__Instruction__. Copy, from the entries below, each line in which the string "Ewangelicko" appears.

Dataset excerpt

== == ==

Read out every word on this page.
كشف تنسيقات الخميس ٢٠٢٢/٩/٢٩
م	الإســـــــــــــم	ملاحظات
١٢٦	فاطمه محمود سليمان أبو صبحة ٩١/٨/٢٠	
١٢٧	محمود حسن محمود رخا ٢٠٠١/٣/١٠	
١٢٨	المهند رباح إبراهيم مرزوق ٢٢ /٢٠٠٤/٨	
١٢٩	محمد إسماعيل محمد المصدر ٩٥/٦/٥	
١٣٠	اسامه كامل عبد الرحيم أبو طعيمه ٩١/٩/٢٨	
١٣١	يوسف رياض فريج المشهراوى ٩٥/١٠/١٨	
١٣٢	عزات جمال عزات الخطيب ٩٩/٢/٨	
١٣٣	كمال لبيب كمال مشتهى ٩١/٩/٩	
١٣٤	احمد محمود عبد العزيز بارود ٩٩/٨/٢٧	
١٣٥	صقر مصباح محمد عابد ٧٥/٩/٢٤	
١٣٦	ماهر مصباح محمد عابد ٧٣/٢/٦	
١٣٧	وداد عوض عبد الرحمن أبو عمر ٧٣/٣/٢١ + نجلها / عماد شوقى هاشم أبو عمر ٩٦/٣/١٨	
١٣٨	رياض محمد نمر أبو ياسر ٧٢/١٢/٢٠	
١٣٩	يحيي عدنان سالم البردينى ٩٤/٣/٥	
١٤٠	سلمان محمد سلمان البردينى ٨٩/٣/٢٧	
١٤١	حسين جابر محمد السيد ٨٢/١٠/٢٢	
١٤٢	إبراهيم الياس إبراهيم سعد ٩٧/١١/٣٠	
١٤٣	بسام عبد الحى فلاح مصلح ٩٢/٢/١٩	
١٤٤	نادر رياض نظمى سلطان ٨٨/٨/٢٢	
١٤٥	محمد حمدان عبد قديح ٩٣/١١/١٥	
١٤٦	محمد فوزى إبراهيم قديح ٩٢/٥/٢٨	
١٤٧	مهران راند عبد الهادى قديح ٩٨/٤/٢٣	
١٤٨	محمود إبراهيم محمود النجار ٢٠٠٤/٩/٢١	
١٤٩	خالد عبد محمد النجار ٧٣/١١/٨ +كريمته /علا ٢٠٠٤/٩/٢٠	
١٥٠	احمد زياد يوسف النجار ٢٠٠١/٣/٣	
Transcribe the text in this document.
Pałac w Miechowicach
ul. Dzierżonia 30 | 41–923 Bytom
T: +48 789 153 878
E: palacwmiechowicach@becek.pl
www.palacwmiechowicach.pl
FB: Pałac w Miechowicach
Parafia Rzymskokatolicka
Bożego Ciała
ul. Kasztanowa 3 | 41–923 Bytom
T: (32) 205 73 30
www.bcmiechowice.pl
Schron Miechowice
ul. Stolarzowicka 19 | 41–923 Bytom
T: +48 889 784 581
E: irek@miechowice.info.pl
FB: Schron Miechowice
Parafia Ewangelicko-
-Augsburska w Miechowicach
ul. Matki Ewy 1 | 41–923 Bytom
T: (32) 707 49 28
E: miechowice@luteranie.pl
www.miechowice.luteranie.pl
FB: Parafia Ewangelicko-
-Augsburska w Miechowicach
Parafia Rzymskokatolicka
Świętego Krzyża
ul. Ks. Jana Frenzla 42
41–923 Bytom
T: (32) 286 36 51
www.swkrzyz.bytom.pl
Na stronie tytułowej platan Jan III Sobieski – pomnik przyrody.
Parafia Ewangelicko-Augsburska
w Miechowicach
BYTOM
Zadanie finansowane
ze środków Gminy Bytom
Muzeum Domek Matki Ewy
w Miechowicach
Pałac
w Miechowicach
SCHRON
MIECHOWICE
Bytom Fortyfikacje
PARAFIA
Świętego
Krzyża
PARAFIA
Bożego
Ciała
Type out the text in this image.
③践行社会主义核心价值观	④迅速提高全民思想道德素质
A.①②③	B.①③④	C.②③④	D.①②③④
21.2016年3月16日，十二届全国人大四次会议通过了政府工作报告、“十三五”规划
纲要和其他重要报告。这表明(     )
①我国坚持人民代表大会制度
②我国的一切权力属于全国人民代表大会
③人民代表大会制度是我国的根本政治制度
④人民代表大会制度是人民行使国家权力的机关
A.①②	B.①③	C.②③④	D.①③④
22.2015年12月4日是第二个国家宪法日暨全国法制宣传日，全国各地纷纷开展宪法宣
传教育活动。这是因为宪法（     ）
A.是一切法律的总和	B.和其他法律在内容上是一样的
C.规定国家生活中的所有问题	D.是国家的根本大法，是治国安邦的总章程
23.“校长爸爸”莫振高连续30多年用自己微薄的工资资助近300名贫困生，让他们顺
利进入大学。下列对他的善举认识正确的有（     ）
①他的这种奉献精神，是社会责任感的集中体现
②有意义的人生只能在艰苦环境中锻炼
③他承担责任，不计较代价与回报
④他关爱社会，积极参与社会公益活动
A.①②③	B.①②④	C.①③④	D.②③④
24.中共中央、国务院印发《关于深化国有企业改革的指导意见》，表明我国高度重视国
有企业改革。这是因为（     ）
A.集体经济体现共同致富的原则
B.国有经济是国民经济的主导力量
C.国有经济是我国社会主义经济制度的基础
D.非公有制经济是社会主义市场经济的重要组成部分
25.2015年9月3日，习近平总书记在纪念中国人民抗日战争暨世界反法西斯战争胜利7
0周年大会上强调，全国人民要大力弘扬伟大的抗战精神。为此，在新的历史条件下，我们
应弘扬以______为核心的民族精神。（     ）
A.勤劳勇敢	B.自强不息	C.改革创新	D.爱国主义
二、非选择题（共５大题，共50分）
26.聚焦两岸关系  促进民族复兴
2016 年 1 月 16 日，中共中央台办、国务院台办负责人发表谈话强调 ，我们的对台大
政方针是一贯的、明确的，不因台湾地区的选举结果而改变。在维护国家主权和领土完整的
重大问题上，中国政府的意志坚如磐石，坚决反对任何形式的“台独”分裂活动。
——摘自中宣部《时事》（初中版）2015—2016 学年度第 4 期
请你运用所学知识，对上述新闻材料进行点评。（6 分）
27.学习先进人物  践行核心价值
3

== == ==

__Response to the task__.
Parafia Ewangelicko-
FB: Parafia Ewangelicko-
Parafia Ewangelicko-Augsburska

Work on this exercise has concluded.